EXERCISE DESCRIPTION
Copy every record word for word.

SUPPLIED MATERIAL

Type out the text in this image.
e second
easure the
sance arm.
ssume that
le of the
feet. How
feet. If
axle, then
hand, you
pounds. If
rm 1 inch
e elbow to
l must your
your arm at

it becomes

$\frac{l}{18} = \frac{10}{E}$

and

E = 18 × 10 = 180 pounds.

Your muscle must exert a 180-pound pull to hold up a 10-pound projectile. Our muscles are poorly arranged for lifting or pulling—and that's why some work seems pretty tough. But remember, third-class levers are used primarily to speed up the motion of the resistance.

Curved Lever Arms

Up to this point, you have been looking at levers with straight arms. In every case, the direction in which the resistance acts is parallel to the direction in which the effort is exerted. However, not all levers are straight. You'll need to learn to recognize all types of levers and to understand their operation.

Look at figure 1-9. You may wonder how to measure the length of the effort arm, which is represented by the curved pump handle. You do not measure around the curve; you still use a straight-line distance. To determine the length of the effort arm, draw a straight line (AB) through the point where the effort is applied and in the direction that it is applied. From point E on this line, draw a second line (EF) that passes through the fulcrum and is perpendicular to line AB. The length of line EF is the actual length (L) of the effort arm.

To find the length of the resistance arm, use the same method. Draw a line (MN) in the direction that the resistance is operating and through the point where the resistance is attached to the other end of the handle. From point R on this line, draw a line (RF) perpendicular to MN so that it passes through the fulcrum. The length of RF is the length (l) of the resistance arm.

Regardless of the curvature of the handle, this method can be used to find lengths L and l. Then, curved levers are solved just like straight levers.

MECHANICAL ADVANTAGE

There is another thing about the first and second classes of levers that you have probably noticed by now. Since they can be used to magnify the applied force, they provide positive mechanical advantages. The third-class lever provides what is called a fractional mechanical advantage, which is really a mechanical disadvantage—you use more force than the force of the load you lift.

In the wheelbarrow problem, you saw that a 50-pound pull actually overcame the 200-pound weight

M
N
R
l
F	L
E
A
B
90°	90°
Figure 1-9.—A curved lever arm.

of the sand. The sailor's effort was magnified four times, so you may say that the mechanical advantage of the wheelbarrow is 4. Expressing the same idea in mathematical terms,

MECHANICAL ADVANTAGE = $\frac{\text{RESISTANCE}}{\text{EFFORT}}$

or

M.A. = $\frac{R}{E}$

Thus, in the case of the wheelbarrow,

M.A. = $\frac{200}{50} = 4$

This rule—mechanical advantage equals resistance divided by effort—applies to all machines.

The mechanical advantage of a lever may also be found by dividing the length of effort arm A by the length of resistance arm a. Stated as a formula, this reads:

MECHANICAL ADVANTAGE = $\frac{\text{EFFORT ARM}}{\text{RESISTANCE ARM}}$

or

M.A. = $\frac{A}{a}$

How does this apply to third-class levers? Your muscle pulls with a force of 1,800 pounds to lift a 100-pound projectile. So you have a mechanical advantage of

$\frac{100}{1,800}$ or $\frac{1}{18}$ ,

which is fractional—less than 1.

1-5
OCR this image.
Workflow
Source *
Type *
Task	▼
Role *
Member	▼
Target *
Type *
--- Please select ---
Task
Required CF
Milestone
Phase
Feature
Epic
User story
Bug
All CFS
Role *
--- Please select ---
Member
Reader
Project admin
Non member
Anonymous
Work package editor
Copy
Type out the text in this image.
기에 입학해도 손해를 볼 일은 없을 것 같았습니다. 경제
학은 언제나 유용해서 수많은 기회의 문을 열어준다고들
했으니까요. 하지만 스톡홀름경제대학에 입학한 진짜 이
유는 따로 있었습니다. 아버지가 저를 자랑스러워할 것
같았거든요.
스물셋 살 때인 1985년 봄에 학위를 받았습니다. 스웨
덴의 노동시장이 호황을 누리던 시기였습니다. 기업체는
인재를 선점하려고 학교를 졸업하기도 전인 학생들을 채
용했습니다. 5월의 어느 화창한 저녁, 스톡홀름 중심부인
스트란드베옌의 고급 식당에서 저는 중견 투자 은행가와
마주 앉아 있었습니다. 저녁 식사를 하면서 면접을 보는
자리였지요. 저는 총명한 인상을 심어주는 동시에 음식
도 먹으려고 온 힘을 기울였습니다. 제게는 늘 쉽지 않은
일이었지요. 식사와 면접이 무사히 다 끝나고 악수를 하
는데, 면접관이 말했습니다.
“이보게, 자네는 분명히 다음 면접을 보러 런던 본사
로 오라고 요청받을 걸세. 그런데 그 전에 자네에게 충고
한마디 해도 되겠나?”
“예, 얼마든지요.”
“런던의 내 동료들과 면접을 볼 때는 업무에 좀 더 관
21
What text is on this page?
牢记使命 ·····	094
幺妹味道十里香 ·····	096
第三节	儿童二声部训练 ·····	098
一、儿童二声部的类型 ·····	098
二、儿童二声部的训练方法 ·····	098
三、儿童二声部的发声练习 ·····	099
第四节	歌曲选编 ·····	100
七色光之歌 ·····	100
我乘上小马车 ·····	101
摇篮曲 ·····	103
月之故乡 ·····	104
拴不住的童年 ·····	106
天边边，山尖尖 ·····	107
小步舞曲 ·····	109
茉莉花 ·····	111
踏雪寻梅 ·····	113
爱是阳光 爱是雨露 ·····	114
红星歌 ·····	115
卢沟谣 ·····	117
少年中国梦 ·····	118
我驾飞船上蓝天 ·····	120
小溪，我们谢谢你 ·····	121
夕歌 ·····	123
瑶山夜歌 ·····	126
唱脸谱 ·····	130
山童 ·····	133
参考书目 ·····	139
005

EXERCISE RESPONSE
Type out the text in this image.
e second
easure the
sance arm.
ssume that
le of the
feet. How
feet. If
axle, then
hand, you
pounds. If
rm 1 inch
e elbow to
l must your
your arm at

it becomes

$\frac{l}{18} = \frac{10}{E}$

and

E = 18 × 10 = 180 pounds.

Your muscle must exert a 180-pound pull to hold up a 10-pound projectile. Our muscles are poorly arranged for lifting or pulling—and that's why some work seems pretty tough. But remember, third-class levers are used primarily to speed up the motion of the resistance.

Curved Lever Arms

Up to this point, you have been looking at levers with straight arms. In every case, the direction in which the resistance acts is parallel to the direction in which the effort is exerted. However, not all levers are straight. You'll need to learn to recognize all types of levers and to understand their operation.

Look at figure 1-9. You may wonder how to measure the length of the effort arm, which is represented by the curved pump handle. You do not measure around the curve; you still use a straight-line distance. To determine the length of the effort arm, draw a straight line (AB) through the point where the effort is applied and in the direction that it is applied. From point E on this line, draw a second line (EF) that passes through the fulcrum and is perpendicular to line AB. The length of line EF is the actual length (L) of the effort arm.

To find the length of the resistance arm, use the same method. Draw a line (MN) in the direction that the resistance is operating and through the point where the resistance is attached to the other end of the handle. From point R on this line, draw a line (RF) perpendicular to MN so that it passes through the fulcrum. The length of RF is the length (l) of the resistance arm.

Regardless of the curvature of the handle, this method can be used to find lengths L and l. Then, curved levers are solved just like straight levers.

MECHANICAL ADVANTAGE

There is another thing about the first and second classes of levers that you have probably noticed by now. Since they can be used to magnify the applied force, they provide positive mechanical advantages. The third-class lever provides what is called a fractional mechanical advantage, which is really a mechanical disadvantage—you use more force than the force of the load you lift.

In the wheelbarrow problem, you saw that a 50-pound pull actually overcame the 200-pound weight

M
N
R
l
F	L
E
A
B
90°	90°
Figure 1-9.—A curved lever arm.

of the sand. The sailor's effort was magnified four times, so you may say that the mechanical advantage of the wheelbarrow is 4. Expressing the same idea in mathematical terms,

MECHANICAL ADVANTAGE = $\frac{\text{RESISTANCE}}{\text{EFFORT}}$

or

M.A. = $\frac{R}{E}$

Thus, in the case of the wheelbarrow,

M.A. = $\frac{200}{50} = 4$

This rule—mechanical advantage equals resistance divided by effort—applies to all machines.

The mechanical advantage of a lever may also be found by dividing the length of effort arm A by the length of resistance arm a. Stated as a formula, this reads:

MECHANICAL ADVANTAGE = $\frac{\text{EFFORT ARM}}{\text{RESISTANCE ARM}}$

or

M.A. = $\frac{A}{a}$

How does this apply to third-class levers? Your muscle pulls with a force of 1,800 pounds to lift a 100-pound projectile. So you have a mechanical advantage of

$\frac{100}{1,800}$ or $\frac{1}{18}$ ,

which is fractional—less than 1.

1-5
OCR this image.
Workflow
Source *
Type *
Task	▼
Role *
Member	▼
Target *
Type *
--- Please select ---
Task
Required CF
Milestone
Phase
Feature
Epic
User story
Bug
All CFS
Role *
--- Please select ---
Member
Reader
Project admin
Non member
Anonymous
Work package editor
Copy
Type out the text in this image.
기에 입학해도 손해를 볼 일은 없을 것 같았습니다. 경제
학은 언제나 유용해서 수많은 기회의 문을 열어준다고들
했으니까요. 하지만 스톡홀름경제대학에 입학한 진짜 이
유는 따로 있었습니다. 아버지가 저를 자랑스러워할 것
같았거든요.
스물셋 살 때인 1985년 봄에 학위를 받았습니다. 스웨
덴의 노동시장이 호황을 누리던 시기였습니다. 기업체는
인재를 선점하려고 학교를 졸업하기도 전인 학생들을 채
용했습니다. 5월의 어느 화창한 저녁, 스톡홀름 중심부인
스트란드베옌의 고급 식당에서 저는 중견 투자 은행가와
마주 앉아 있었습니다. 저녁 식사를 하면서 면접을 보는
자리였지요. 저는 총명한 인상을 심어주는 동시에 음식
도 먹으려고 온 힘을 기울였습니다. 제게는 늘 쉽지 않은
일이었지요. 식사와 면접이 무사히 다 끝나고 악수를 하
는데, 면접관이 말했습니다.
“이보게, 자네는 분명히 다음 면접을 보러 런던 본사
로 오라고 요청받을 걸세. 그런데 그 전에 자네에게 충고
한마디 해도 되겠나?”
“예, 얼마든지요.”
“런던의 내 동료들과 면접을 볼 때는 업무에 좀 더 관
21
What text is on this page?
牢记使命 ·····	094
幺妹味道十里香 ·····	096
第三节	儿童二声部训练 ·····	098
一、儿童二声部的类型 ·····	098
二、儿童二声部的训练方法 ·····	098
三、儿童二声部的发声练习 ·····	099
第四节	歌曲选编 ·····	100
七色光之歌 ·····	100
我乘上小马车 ·····	101
摇篮曲 ·····	103
月之故乡 ·····	104
拴不住的童年 ·····	106
天边边，山尖尖 ·····	107
小步舞曲 ·····	109
茉莉花 ·····	111
踏雪寻梅 ·····	113
爱是阳光 爱是雨露 ·····	114
红星歌 ·····	115
卢沟谣 ·····	117
少年中国梦 ·····	118
我驾飞船上蓝天 ·····	120
小溪，我们谢谢你 ·····	121
夕歌 ·····	123
瑶山夜歌 ·····	126
唱脸谱 ·····	130
山童 ·····	133
参考书目 ·····	139
005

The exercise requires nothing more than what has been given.